--- start Rows ---

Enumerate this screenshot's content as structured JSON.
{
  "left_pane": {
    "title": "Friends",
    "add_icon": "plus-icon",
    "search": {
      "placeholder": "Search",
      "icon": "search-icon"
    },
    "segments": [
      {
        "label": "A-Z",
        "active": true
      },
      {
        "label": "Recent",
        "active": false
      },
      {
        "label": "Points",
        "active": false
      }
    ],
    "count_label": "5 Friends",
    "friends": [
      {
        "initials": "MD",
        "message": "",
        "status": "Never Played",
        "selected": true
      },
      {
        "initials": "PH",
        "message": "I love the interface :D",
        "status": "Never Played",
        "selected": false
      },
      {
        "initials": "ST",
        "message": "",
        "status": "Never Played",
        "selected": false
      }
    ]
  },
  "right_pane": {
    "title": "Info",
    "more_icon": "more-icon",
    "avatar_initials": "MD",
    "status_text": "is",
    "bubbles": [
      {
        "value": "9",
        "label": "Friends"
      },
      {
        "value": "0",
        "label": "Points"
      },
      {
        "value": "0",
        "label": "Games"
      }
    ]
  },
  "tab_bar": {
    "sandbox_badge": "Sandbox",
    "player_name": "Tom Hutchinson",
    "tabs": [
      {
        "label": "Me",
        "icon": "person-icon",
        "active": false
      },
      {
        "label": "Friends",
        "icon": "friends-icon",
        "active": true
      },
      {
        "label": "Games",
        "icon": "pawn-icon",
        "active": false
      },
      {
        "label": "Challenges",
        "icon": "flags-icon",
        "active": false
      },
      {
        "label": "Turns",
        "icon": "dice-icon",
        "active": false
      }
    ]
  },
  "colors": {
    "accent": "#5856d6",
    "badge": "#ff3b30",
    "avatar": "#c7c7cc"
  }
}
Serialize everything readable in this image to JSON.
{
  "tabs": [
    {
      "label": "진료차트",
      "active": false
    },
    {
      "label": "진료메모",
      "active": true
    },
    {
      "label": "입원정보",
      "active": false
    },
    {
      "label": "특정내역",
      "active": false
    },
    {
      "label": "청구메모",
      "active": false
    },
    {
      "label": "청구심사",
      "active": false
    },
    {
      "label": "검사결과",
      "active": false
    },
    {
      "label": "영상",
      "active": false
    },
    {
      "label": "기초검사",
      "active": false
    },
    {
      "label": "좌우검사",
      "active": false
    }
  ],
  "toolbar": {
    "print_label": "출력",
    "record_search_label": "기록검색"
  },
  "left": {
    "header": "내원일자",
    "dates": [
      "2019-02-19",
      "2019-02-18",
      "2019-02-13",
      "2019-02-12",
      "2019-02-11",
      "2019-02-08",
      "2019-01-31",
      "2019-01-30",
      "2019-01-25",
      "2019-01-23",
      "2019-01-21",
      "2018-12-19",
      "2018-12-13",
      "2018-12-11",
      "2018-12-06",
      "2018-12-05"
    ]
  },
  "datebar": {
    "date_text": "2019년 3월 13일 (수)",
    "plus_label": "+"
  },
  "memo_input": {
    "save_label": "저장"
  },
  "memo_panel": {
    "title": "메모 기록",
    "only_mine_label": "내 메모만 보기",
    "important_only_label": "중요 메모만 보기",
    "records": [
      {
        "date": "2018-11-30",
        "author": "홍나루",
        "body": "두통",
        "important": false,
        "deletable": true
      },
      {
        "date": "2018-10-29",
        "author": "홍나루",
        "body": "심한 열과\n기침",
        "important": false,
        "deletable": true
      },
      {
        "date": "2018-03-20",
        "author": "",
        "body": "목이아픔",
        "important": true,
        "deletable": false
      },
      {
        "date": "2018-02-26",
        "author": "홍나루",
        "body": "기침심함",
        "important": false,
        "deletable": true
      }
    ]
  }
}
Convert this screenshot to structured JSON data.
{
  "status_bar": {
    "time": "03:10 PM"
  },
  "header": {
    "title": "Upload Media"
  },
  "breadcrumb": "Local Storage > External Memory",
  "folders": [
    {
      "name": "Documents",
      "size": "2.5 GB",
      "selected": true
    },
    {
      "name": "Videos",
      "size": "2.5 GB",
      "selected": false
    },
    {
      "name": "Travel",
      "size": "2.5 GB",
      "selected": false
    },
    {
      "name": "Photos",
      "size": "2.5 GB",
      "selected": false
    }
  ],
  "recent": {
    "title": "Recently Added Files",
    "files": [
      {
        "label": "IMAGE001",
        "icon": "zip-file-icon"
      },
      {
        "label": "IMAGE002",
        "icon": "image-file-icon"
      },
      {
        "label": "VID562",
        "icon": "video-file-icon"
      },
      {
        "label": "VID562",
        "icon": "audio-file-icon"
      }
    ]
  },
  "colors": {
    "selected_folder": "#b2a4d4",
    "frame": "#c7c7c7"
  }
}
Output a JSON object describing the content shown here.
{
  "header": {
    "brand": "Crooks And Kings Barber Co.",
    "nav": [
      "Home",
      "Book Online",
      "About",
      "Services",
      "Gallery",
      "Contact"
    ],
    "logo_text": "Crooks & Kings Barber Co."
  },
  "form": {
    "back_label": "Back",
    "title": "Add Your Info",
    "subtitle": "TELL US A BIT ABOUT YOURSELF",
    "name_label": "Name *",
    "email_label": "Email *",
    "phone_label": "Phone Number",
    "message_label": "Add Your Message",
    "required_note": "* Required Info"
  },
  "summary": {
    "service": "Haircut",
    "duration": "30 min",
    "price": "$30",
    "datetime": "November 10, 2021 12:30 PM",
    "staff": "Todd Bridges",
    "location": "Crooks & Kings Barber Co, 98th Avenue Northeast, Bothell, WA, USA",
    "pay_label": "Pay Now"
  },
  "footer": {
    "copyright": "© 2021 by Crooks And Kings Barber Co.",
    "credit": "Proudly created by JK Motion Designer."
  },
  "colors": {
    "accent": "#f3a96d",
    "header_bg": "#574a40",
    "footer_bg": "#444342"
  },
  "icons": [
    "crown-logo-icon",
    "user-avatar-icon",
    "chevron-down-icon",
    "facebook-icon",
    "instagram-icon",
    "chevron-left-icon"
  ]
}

--- end Rows ---

The records above should be returned exactly.

Enumerate this screenshot's content as structured JSON.
{
  "left_pane": {
    "title": "Friends",
    "add_icon": "plus-icon",
    "search": {
      "placeholder": "Search",
      "icon": "search-icon"
    },
    "segments": [
      {
        "label": "A-Z",
        "active": true
      },
      {
        "label": "Recent",
        "active": false
      },
      {
        "label": "Points",
        "active": false
      }
    ],
    "count_label": "5 Friends",
    "friends": [
      {
        "initials": "MD",
        "message": "",
        "status": "Never Played",
        "selected": true
      },
      {
        "initials": "PH",
        "message": "I love the interface :D",
        "status": "Never Played",
        "selected": false
      },
      {
        "initials": "ST",
        "message": "",
        "status": "Never Played",
        "selected": false
      }
    ]
  },
  "right_pane": {
    "title": "Info",
    "more_icon": "more-icon",
    "avatar_initials": "MD",
    "status_text": "is",
    "bubbles": [
      {
        "value": "9",
        "label": "Friends"
      },
      {
        "value": "0",
        "label": "Points"
      },
      {
        "value": "0",
        "label": "Games"
      }
    ]
  },
  "tab_bar": {
    "sandbox_badge": "Sandbox",
    "player_name": "Tom Hutchinson",
    "tabs": [
      {
        "label": "Me",
        "icon": "person-icon",
        "active": false
      },
      {
        "label": "Friends",
        "icon": "friends-icon",
        "active": true
      },
      {
        "label": "Games",
        "icon": "pawn-icon",
        "active": false
      },
      {
        "label": "Challenges",
        "icon": "flags-icon",
        "active": false
      },
      {
        "label": "Turns",
        "icon": "dice-icon",
        "active": false
      }
    ]
  },
  "colors": {
    "accent": "#5856d6",
    "badge": "#ff3b30",
    "avatar": "#c7c7cc"
  }
}
Serialize everything readable in this image to JSON.
{
  "tabs": [
    {
      "label": "진료차트",
      "active": false
    },
    {
      "label": "진료메모",
      "active": true
    },
    {
      "label": "입원정보",
      "active": false
    },
    {
      "label": "특정내역",
      "active": false
    },
    {
      "label": "청구메모",
      "active": false
    },
    {
      "label": "청구심사",
      "active": false
    },
    {
      "label": "검사결과",
      "active": false
    },
    {
      "label": "영상",
      "active": false
    },
    {
      "label": "기초검사",
      "active": false
    },
    {
      "label": "좌우검사",
      "active": false
    }
  ],
  "toolbar": {
    "print_label": "출력",
    "record_search_label": "기록검색"
  },
  "left": {
    "header": "내원일자",
    "dates": [
      "2019-02-19",
      "2019-02-18",
      "2019-02-13",
      "2019-02-12",
      "2019-02-11",
      "2019-02-08",
      "2019-01-31",
      "2019-01-30",
      "2019-01-25",
      "2019-01-23",
      "2019-01-21",
      "2018-12-19",
      "2018-12-13",
      "2018-12-11",
      "2018-12-06",
      "2018-12-05"
    ]
  },
  "datebar": {
    "date_text": "2019년 3월 13일 (수)",
    "plus_label": "+"
  },
  "memo_input": {
    "save_label": "저장"
  },
  "memo_panel": {
    "title": "메모 기록",
    "only_mine_label": "내 메모만 보기",
    "important_only_label": "중요 메모만 보기",
    "records": [
      {
        "date": "2018-11-30",
        "author": "홍나루",
        "body": "두통",
        "important": false,
        "deletable": true
      },
      {
        "date": "2018-10-29",
        "author": "홍나루",
        "body": "심한 열과\n기침",
        "important": false,
        "deletable": true
      },
      {
        "date": "2018-03-20",
        "author": "",
        "body": "목이아픔",
        "important": true,
        "deletable": false
      },
      {
        "date": "2018-02-26",
        "author": "홍나루",
        "body": "기침심함",
        "important": false,
        "deletable": true
      }
    ]
  }
}
Convert this screenshot to structured JSON data.
{
  "status_bar": {
    "time": "03:10 PM"
  },
  "header": {
    "title": "Upload Media"
  },
  "breadcrumb": "Local Storage > External Memory",
  "folders": [
    {
      "name": "Documents",
      "size": "2.5 GB",
      "selected": true
    },
    {
      "name": "Videos",
      "size": "2.5 GB",
      "selected": false
    },
    {
      "name": "Travel",
      "size": "2.5 GB",
      "selected": false
    },
    {
      "name": "Photos",
      "size": "2.5 GB",
      "selected": false
    }
  ],
  "recent": {
    "title": "Recently Added Files",
    "files": [
      {
        "label": "IMAGE001",
        "icon": "zip-file-icon"
      },
      {
        "label": "IMAGE002",
        "icon": "image-file-icon"
      },
      {
        "label": "VID562",
        "icon": "video-file-icon"
      },
      {
        "label": "VID562",
        "icon": "audio-file-icon"
      }
    ]
  },
  "colors": {
    "selected_folder": "#b2a4d4",
    "frame": "#c7c7c7"
  }
}
Output a JSON object describing the content shown here.
{
  "header": {
    "brand": "Crooks And Kings Barber Co.",
    "nav": [
      "Home",
      "Book Online",
      "About",
      "Services",
      "Gallery",
      "Contact"
    ],
    "logo_text": "Crooks & Kings Barber Co."
  },
  "form": {
    "back_label": "Back",
    "title": "Add Your Info",
    "subtitle": "TELL US A BIT ABOUT YOURSELF",
    "name_label": "Name *",
    "email_label": "Email *",
    "phone_label": "Phone Number",
    "message_label": "Add Your Message",
    "required_note": "* Required Info"
  },
  "summary": {
    "service": "Haircut",
    "duration": "30 min",
    "price": "$30",
    "datetime": "November 10, 2021 12:30 PM",
    "staff": "Todd Bridges",
    "location": "Crooks & Kings Barber Co, 98th Avenue Northeast, Bothell, WA, USA",
    "pay_label": "Pay Now"
  },
  "footer": {
    "copyright": "© 2021 by Crooks And Kings Barber Co.",
    "credit": "Proudly created by JK Motion Designer."
  },
  "colors": {
    "accent": "#f3a96d",
    "header_bg": "#574a40",
    "footer_bg": "#444342"
  },
  "icons": [
    "crown-logo-icon",
    "user-avatar-icon",
    "chevron-down-icon",
    "facebook-icon",
    "instagram-icon",
    "chevron-left-icon"
  ]
}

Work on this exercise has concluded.